[Rows from a figure dataset]
>>>

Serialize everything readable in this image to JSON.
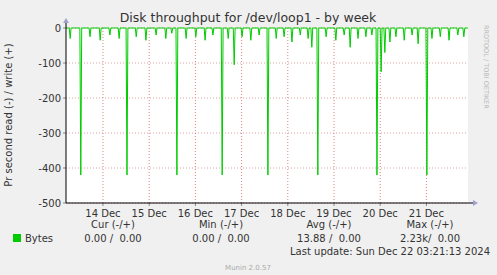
{
  "chart_data": {
    "type": "line",
    "title": "Disk throughput for /dev/loop1 - by week",
    "ylabel": "Pr second read (-) / write (+)",
    "x": [
      13.7,
      13.77,
      13.79,
      13.81,
      14.0,
      14.02,
      14.04,
      14.2,
      14.22,
      14.24,
      14.42,
      14.44,
      14.46,
      14.63,
      14.65,
      14.67,
      14.83,
      14.85,
      14.87,
      15.0,
      15.02,
      15.04,
      15.2,
      15.22,
      15.24,
      15.41,
      15.43,
      15.45,
      15.63,
      15.65,
      15.67,
      15.84,
      15.86,
      15.88,
      15.97,
      15.99,
      16.01,
      16.08,
      16.1,
      16.12,
      16.28,
      16.3,
      16.32,
      16.49,
      16.51,
      16.53,
      16.69,
      16.71,
      16.73,
      16.86,
      16.88,
      16.9,
      17.06,
      17.08,
      17.1,
      17.19,
      17.21,
      17.23,
      17.32,
      17.34,
      17.36,
      17.49,
      17.51,
      17.53,
      17.68,
      17.7,
      17.72,
      17.86,
      17.88,
      17.9,
      18.05,
      18.07,
      18.09,
      18.23,
      18.25,
      18.27,
      18.4,
      18.42,
      18.44,
      18.57,
      18.59,
      18.61,
      18.75,
      18.77,
      18.79,
      18.92,
      18.94,
      18.96,
      19.0,
      19.02,
      19.04,
      19.13,
      19.15,
      19.17,
      19.31,
      19.33,
      19.35,
      19.52,
      19.54,
      19.56,
      19.7,
      19.72,
      19.74,
      19.83,
      19.85,
      19.87,
      20.0,
      20.02,
      20.04,
      20.17,
      20.19,
      20.21,
      20.3,
      20.32,
      20.34,
      20.41,
      20.43,
      20.45,
      20.5,
      20.52,
      20.54,
      20.58,
      20.6,
      20.62,
      20.69,
      20.71,
      20.73,
      20.82,
      20.84,
      20.86,
      21.0,
      21.02,
      21.04,
      21.17,
      21.19,
      21.21,
      21.3,
      21.32,
      21.34,
      21.49,
      21.51,
      21.53,
      21.6,
      21.62,
      21.64,
      21.78,
      21.8,
      21.82,
      21.97,
      21.99,
      22.01,
      22.16,
      22.18,
      22.2,
      22.29,
      22.31,
      22.33,
      22.4
    ],
    "series": [
      {
        "name": "Bytes",
        "color": "#00cc00",
        "values": [
          0,
          0,
          -30,
          0,
          0,
          -420,
          0,
          0,
          -25,
          0,
          0,
          -35,
          0,
          0,
          -20,
          0,
          0,
          -30,
          0,
          0,
          -420,
          0,
          0,
          -25,
          0,
          0,
          -35,
          0,
          0,
          -20,
          0,
          0,
          -30,
          0,
          0,
          -15,
          0,
          0,
          -420,
          0,
          0,
          -30,
          0,
          0,
          -25,
          0,
          0,
          -35,
          0,
          0,
          -20,
          0,
          0,
          -420,
          0,
          0,
          -30,
          0,
          0,
          -105,
          0,
          0,
          -25,
          0,
          0,
          -35,
          0,
          0,
          -20,
          0,
          0,
          -420,
          0,
          0,
          -30,
          0,
          0,
          -25,
          0,
          0,
          -40,
          0,
          0,
          -20,
          0,
          0,
          -30,
          0,
          0,
          -55,
          0,
          0,
          -420,
          0,
          0,
          -25,
          0,
          0,
          -35,
          0,
          0,
          -20,
          0,
          0,
          -55,
          0,
          0,
          -30,
          0,
          0,
          -25,
          0,
          0,
          -20,
          0,
          0,
          -420,
          0,
          0,
          -125,
          0,
          0,
          -70,
          0,
          0,
          -40,
          0,
          0,
          -25,
          0,
          0,
          -35,
          0,
          0,
          -20,
          0,
          0,
          -45,
          0,
          0,
          -420,
          0,
          0,
          -30,
          0,
          0,
          -25,
          0,
          0,
          -35,
          0,
          0,
          -20,
          0,
          0,
          -25,
          0,
          0
        ]
      }
    ],
    "xlim": [
      13.7,
      22.4
    ],
    "xticks": [
      {
        "value": 14.5,
        "label": "14 Dec"
      },
      {
        "value": 15.5,
        "label": "15 Dec"
      },
      {
        "value": 16.5,
        "label": "16 Dec"
      },
      {
        "value": 17.5,
        "label": "17 Dec"
      },
      {
        "value": 18.5,
        "label": "18 Dec"
      },
      {
        "value": 19.5,
        "label": "19 Dec"
      },
      {
        "value": 20.5,
        "label": "20 Dec"
      },
      {
        "value": 21.5,
        "label": "21 Dec"
      }
    ],
    "ylim": [
      -500,
      0
    ],
    "yticks": [
      0,
      -100,
      -200,
      -300,
      -400,
      -500
    ],
    "grid": true,
    "stats": [
      {
        "label": "Cur (-/+)",
        "value": "0.00 /  0.00"
      },
      {
        "label": "Min (-/+)",
        "value": "0.00 /  0.00"
      },
      {
        "label": "Avg (-/+)",
        "value": "13.88 /  0.00"
      },
      {
        "label": "Max (-/+)",
        "value": "2.23k/  0.00"
      }
    ],
    "footer": "Last update: Sun Dec 22 03:21:13 2024",
    "generator": "Munin 2.0.57",
    "watermark": "RRDTOOL / TOBI OETIKER"
  }
}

<<<

Task to carry out >>
Make an exact copy of the whole listing, but don't bring over any pictures.

Finished answer >>
Serialize everything readable in this image to JSON.
{
  "chart_data": {
    "type": "line",
    "title": "Disk throughput for /dev/loop1 - by week",
    "ylabel": "Pr second read (-) / write (+)",
    "x": [
      13.7,
      13.77,
      13.79,
      13.81,
      14.0,
      14.02,
      14.04,
      14.2,
      14.22,
      14.24,
      14.42,
      14.44,
      14.46,
      14.63,
      14.65,
      14.67,
      14.83,
      14.85,
      14.87,
      15.0,
      15.02,
      15.04,
      15.2,
      15.22,
      15.24,
      15.41,
      15.43,
      15.45,
      15.63,
      15.65,
      15.67,
      15.84,
      15.86,
      15.88,
      15.97,
      15.99,
      16.01,
      16.08,
      16.1,
      16.12,
      16.28,
      16.3,
      16.32,
      16.49,
      16.51,
      16.53,
      16.69,
      16.71,
      16.73,
      16.86,
      16.88,
      16.9,
      17.06,
      17.08,
      17.1,
      17.19,
      17.21,
      17.23,
      17.32,
      17.34,
      17.36,
      17.49,
      17.51,
      17.53,
      17.68,
      17.7,
      17.72,
      17.86,
      17.88,
      17.9,
      18.05,
      18.07,
      18.09,
      18.23,
      18.25,
      18.27,
      18.4,
      18.42,
      18.44,
      18.57,
      18.59,
      18.61,
      18.75,
      18.77,
      18.79,
      18.92,
      18.94,
      18.96,
      19.0,
      19.02,
      19.04,
      19.13,
      19.15,
      19.17,
      19.31,
      19.33,
      19.35,
      19.52,
      19.54,
      19.56,
      19.7,
      19.72,
      19.74,
      19.83,
      19.85,
      19.87,
      20.0,
      20.02,
      20.04,
      20.17,
      20.19,
      20.21,
      20.3,
      20.32,
      20.34,
      20.41,
      20.43,
      20.45,
      20.5,
      20.52,
      20.54,
      20.58,
      20.6,
      20.62,
      20.69,
      20.71,
      20.73,
      20.82,
      20.84,
      20.86,
      21.0,
      21.02,
      21.04,
      21.17,
      21.19,
      21.21,
      21.3,
      21.32,
      21.34,
      21.49,
      21.51,
      21.53,
      21.6,
      21.62,
      21.64,
      21.78,
      21.8,
      21.82,
      21.97,
      21.99,
      22.01,
      22.16,
      22.18,
      22.2,
      22.29,
      22.31,
      22.33,
      22.4
    ],
    "series": [
      {
        "name": "Bytes",
        "color": "#00cc00",
        "values": [
          0,
          0,
          -30,
          0,
          0,
          -420,
          0,
          0,
          -25,
          0,
          0,
          -35,
          0,
          0,
          -20,
          0,
          0,
          -30,
          0,
          0,
          -420,
          0,
          0,
          -25,
          0,
          0,
          -35,
          0,
          0,
          -20,
          0,
          0,
          -30,
          0,
          0,
          -15,
          0,
          0,
          -420,
          0,
          0,
          -30,
          0,
          0,
          -25,
          0,
          0,
          -35,
          0,
          0,
          -20,
          0,
          0,
          -420,
          0,
          0,
          -30,
          0,
          0,
          -105,
          0,
          0,
          -25,
          0,
          0,
          -35,
          0,
          0,
          -20,
          0,
          0,
          -420,
          0,
          0,
          -30,
          0,
          0,
          -25,
          0,
          0,
          -40,
          0,
          0,
          -20,
          0,
          0,
          -30,
          0,
          0,
          -55,
          0,
          0,
          -420,
          0,
          0,
          -25,
          0,
          0,
          -35,
          0,
          0,
          -20,
          0,
          0,
          -55,
          0,
          0,
          -30,
          0,
          0,
          -25,
          0,
          0,
          -20,
          0,
          0,
          -420,
          0,
          0,
          -125,
          0,
          0,
          -70,
          0,
          0,
          -40,
          0,
          0,
          -25,
          0,
          0,
          -35,
          0,
          0,
          -20,
          0,
          0,
          -45,
          0,
          0,
          -420,
          0,
          0,
          -30,
          0,
          0,
          -25,
          0,
          0,
          -35,
          0,
          0,
          -20,
          0,
          0,
          -25,
          0,
          0
        ]
      }
    ],
    "xlim": [
      13.7,
      22.4
    ],
    "xticks": [
      {
        "value": 14.5,
        "label": "14 Dec"
      },
      {
        "value": 15.5,
        "label": "15 Dec"
      },
      {
        "value": 16.5,
        "label": "16 Dec"
      },
      {
        "value": 17.5,
        "label": "17 Dec"
      },
      {
        "value": 18.5,
        "label": "18 Dec"
      },
      {
        "value": 19.5,
        "label": "19 Dec"
      },
      {
        "value": 20.5,
        "label": "20 Dec"
      },
      {
        "value": 21.5,
        "label": "21 Dec"
      }
    ],
    "ylim": [
      -500,
      0
    ],
    "yticks": [
      0,
      -100,
      -200,
      -300,
      -400,
      -500
    ],
    "grid": true,
    "stats": [
      {
        "label": "Cur (-/+)",
        "value": "0.00 /  0.00"
      },
      {
        "label": "Min (-/+)",
        "value": "0.00 /  0.00"
      },
      {
        "label": "Avg (-/+)",
        "value": "13.88 /  0.00"
      },
      {
        "label": "Max (-/+)",
        "value": "2.23k/  0.00"
      }
    ],
    "footer": "Last update: Sun Dec 22 03:21:13 2024",
    "generator": "Munin 2.0.57",
    "watermark": "RRDTOOL / TOBI OETIKER"
  }
}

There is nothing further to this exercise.